▶ [Task brief]
Extract the lines below word for word, starting with the first line of the entries and going on through the line that contains "- blank-line: [144, 536, 806, 562]", with both of those lines included.

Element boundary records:

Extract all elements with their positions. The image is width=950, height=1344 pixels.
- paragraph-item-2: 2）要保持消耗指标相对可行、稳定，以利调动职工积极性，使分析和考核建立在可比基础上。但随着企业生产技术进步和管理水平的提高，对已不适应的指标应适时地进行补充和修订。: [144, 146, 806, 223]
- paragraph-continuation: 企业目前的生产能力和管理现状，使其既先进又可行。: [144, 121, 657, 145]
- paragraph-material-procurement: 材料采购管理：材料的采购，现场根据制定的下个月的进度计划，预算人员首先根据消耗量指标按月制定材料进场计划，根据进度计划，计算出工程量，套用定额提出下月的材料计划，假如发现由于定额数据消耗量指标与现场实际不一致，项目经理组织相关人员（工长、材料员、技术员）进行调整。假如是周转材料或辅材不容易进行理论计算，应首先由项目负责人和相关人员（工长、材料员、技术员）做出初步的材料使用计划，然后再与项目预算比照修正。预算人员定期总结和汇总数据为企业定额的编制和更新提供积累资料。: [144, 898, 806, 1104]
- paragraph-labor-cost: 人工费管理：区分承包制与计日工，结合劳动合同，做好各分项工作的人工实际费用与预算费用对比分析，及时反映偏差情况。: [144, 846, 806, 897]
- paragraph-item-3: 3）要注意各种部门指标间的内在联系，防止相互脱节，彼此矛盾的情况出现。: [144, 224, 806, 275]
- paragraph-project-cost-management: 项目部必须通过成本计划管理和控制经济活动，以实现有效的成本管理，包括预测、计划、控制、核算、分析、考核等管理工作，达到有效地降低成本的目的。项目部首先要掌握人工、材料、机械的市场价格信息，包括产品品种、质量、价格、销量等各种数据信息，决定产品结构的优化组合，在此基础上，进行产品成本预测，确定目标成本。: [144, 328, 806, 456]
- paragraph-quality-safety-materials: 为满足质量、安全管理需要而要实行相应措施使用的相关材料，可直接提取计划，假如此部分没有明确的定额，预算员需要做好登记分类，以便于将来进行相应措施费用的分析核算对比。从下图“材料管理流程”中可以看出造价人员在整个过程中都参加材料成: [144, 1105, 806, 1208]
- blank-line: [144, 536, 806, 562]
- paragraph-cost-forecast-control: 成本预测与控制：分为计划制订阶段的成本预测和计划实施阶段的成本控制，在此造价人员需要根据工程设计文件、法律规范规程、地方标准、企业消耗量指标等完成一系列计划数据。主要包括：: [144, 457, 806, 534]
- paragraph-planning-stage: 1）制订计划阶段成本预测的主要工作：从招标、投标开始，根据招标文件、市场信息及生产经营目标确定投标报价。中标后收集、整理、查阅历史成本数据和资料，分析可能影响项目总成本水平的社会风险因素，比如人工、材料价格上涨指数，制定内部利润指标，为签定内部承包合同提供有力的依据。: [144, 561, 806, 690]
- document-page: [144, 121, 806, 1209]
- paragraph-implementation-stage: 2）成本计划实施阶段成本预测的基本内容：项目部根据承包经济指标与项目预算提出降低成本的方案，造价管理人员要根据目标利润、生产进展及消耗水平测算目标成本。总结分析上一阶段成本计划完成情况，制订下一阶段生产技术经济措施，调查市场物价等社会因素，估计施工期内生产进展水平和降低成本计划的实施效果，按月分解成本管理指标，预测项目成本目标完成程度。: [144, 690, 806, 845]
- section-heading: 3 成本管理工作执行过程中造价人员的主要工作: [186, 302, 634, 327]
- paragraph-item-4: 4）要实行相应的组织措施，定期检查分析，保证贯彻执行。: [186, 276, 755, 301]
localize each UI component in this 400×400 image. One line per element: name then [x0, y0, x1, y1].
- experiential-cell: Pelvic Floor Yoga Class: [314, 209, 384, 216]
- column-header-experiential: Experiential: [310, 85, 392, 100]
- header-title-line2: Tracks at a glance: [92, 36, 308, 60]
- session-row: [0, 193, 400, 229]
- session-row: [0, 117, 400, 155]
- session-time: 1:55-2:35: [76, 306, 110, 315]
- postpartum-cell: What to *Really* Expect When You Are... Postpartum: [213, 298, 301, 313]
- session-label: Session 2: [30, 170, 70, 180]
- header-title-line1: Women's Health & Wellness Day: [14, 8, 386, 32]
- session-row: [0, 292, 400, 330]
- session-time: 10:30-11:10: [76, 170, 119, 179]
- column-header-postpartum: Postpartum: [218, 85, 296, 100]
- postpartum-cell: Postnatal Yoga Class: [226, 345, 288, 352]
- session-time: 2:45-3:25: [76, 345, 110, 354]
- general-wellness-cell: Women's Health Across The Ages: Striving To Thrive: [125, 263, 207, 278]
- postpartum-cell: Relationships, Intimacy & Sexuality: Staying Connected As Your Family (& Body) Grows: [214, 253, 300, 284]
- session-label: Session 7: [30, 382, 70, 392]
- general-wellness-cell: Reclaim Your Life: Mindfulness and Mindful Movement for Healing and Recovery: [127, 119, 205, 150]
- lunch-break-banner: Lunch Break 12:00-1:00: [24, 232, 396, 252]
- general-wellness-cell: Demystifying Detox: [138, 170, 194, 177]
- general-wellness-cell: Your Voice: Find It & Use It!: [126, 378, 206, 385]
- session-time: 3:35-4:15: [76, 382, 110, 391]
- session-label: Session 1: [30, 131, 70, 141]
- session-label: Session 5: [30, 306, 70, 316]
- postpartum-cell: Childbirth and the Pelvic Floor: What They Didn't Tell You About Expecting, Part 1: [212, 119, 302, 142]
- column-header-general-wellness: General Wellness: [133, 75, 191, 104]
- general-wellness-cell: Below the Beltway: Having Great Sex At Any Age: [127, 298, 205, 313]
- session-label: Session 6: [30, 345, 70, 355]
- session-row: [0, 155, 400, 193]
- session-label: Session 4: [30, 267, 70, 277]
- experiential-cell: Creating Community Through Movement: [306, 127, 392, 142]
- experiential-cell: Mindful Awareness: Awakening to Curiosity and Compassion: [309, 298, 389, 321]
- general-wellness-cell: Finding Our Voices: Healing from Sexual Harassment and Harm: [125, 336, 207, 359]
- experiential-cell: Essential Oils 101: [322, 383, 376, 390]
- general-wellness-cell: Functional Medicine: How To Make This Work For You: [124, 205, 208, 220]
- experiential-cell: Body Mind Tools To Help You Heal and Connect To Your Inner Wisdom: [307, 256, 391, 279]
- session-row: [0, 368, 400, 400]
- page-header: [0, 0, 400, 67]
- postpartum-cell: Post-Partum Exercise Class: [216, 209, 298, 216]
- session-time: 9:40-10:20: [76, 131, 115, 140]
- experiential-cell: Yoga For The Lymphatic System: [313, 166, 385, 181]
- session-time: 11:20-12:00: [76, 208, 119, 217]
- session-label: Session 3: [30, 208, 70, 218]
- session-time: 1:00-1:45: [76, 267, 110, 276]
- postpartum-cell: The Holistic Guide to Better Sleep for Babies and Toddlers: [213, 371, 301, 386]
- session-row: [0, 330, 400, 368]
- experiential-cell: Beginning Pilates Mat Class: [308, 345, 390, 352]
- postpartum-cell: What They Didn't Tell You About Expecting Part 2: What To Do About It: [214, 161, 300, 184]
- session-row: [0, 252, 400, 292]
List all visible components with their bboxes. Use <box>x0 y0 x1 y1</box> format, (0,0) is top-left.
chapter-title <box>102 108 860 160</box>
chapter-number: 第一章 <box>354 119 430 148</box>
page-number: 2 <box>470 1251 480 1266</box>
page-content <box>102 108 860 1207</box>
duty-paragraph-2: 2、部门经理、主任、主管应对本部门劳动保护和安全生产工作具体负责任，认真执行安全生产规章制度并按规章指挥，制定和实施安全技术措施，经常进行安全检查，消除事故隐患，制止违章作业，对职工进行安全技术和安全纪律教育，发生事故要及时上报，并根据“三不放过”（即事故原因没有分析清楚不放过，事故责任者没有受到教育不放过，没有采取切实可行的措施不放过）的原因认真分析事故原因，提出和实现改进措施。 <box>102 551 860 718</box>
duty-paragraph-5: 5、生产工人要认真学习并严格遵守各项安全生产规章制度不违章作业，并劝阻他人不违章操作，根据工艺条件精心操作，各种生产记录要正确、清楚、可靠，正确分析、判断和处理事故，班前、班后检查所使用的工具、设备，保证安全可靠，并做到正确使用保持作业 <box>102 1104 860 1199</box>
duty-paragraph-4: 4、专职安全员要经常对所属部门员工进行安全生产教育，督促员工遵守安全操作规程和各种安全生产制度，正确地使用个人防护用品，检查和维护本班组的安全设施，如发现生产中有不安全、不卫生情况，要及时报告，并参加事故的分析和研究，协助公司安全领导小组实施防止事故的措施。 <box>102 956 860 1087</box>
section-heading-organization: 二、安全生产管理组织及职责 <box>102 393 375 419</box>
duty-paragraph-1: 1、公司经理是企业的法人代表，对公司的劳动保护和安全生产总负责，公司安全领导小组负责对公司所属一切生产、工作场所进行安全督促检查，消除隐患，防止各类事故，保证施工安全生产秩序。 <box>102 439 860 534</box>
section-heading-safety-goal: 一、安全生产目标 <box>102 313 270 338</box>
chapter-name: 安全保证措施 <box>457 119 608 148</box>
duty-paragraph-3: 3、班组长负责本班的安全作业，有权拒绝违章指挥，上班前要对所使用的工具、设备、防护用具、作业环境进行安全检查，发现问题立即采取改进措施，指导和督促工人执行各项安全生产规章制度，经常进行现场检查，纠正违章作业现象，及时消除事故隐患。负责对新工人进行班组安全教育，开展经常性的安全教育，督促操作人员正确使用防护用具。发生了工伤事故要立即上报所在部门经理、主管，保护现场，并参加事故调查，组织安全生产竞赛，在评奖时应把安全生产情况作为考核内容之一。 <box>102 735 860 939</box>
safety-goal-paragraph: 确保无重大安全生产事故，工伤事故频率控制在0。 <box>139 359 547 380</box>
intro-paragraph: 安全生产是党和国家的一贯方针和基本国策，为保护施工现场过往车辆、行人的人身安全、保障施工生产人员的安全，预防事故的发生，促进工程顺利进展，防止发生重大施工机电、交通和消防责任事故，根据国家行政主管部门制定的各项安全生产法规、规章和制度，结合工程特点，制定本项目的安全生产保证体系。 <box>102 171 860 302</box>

▶ [The response]
Extract all elements with their positions. The image is width=950, height=1344 pixels.
- paragraph-item-2: 2）要保持消耗指标相对可行、稳定，以利调动职工积极性，使分析和考核建立在可比基础上。但随着企业生产技术进步和管理水平的提高，对已不适应的指标应适时地进行补充和修订。: [144, 146, 806, 223]
- paragraph-continuation: 企业目前的生产能力和管理现状，使其既先进又可行。: [144, 121, 657, 145]
- paragraph-material-procurement: 材料采购管理：材料的采购，现场根据制定的下个月的进度计划，预算人员首先根据消耗量指标按月制定材料进场计划，根据进度计划，计算出工程量，套用定额提出下月的材料计划，假如发现由于定额数据消耗量指标与现场实际不一致，项目经理组织相关人员（工长、材料员、技术员）进行调整。假如是周转材料或辅材不容易进行理论计算，应首先由项目负责人和相关人员（工长、材料员、技术员）做出初步的材料使用计划，然后再与项目预算比照修正。预算人员定期总结和汇总数据为企业定额的编制和更新提供积累资料。: [144, 898, 806, 1104]
- paragraph-labor-cost: 人工费管理：区分承包制与计日工，结合劳动合同，做好各分项工作的人工实际费用与预算费用对比分析，及时反映偏差情况。: [144, 846, 806, 897]
- paragraph-item-3: 3）要注意各种部门指标间的内在联系，防止相互脱节，彼此矛盾的情况出现。: [144, 224, 806, 275]
- paragraph-project-cost-management: 项目部必须通过成本计划管理和控制经济活动，以实现有效的成本管理，包括预测、计划、控制、核算、分析、考核等管理工作，达到有效地降低成本的目的。项目部首先要掌握人工、材料、机械的市场价格信息，包括产品品种、质量、价格、销量等各种数据信息，决定产品结构的优化组合，在此基础上，进行产品成本预测，确定目标成本。: [144, 328, 806, 456]
- paragraph-quality-safety-materials: 为满足质量、安全管理需要而要实行相应措施使用的相关材料，可直接提取计划，假如此部分没有明确的定额，预算员需要做好登记分类，以便于将来进行相应措施费用的分析核算对比。从下图“材料管理流程”中可以看出造价人员在整个过程中都参加材料成: [144, 1105, 806, 1208]
- blank-line: [144, 536, 806, 562]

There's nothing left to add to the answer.